In the material below, find all lines with the string "นของแก" and copy them.
►
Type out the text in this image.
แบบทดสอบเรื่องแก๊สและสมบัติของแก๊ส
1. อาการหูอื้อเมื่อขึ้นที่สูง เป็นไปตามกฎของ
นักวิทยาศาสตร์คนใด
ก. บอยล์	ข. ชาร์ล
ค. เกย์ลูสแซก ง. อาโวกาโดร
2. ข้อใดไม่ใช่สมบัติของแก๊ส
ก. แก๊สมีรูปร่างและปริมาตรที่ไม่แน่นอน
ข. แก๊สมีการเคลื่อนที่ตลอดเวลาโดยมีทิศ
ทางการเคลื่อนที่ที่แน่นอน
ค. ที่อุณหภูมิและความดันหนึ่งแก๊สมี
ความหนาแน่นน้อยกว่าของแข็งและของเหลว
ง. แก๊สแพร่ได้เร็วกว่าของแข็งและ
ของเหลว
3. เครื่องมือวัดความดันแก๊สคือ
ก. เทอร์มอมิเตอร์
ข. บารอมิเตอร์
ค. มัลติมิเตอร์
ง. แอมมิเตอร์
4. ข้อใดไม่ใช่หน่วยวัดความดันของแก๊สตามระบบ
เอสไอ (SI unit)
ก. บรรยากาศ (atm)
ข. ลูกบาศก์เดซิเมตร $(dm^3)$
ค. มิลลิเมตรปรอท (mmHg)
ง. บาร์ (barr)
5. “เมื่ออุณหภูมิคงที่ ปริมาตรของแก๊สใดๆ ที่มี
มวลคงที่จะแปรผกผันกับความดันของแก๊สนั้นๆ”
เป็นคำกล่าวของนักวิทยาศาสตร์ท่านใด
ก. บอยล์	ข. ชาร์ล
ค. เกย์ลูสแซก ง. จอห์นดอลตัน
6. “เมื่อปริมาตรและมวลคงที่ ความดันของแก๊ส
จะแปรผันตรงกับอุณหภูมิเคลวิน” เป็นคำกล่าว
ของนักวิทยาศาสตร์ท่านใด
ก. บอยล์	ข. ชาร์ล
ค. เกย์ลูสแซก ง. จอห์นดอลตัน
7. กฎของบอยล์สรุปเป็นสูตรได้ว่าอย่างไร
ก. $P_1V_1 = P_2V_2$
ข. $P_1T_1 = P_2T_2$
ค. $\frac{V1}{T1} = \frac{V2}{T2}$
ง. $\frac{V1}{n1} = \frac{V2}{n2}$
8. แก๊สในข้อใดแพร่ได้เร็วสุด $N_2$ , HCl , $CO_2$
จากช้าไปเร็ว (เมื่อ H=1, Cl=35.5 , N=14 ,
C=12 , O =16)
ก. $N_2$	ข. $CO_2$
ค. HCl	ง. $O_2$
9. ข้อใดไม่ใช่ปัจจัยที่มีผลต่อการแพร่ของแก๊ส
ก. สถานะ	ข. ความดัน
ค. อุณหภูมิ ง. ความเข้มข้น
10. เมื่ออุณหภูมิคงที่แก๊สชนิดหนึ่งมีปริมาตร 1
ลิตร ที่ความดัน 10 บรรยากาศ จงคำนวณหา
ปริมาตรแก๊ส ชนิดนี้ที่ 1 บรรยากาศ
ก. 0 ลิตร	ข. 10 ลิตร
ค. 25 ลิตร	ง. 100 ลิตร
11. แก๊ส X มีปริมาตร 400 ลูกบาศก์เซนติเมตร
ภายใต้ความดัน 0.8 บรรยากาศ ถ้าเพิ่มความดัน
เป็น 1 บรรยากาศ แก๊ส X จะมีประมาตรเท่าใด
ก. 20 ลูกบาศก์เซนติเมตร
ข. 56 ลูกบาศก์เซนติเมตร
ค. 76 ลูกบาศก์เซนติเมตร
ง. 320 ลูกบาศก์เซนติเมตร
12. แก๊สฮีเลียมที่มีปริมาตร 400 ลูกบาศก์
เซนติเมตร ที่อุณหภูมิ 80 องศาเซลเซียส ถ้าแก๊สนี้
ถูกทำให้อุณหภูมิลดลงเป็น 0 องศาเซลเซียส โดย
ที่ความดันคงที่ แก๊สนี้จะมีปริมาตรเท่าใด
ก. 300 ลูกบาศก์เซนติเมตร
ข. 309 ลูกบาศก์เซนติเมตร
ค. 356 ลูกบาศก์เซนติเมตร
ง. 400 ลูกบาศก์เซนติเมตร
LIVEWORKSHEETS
◄
**Written response**:
4. ข้อใดไม่ใช่หน่วยวัดความดันของแก๊สตามระบบ
มวลคงที่จะแปรผกผันกับความดันของแก๊สนั้นๆ”
6. “เมื่อปริมาตรและมวลคงที่ ความดันของแก๊ส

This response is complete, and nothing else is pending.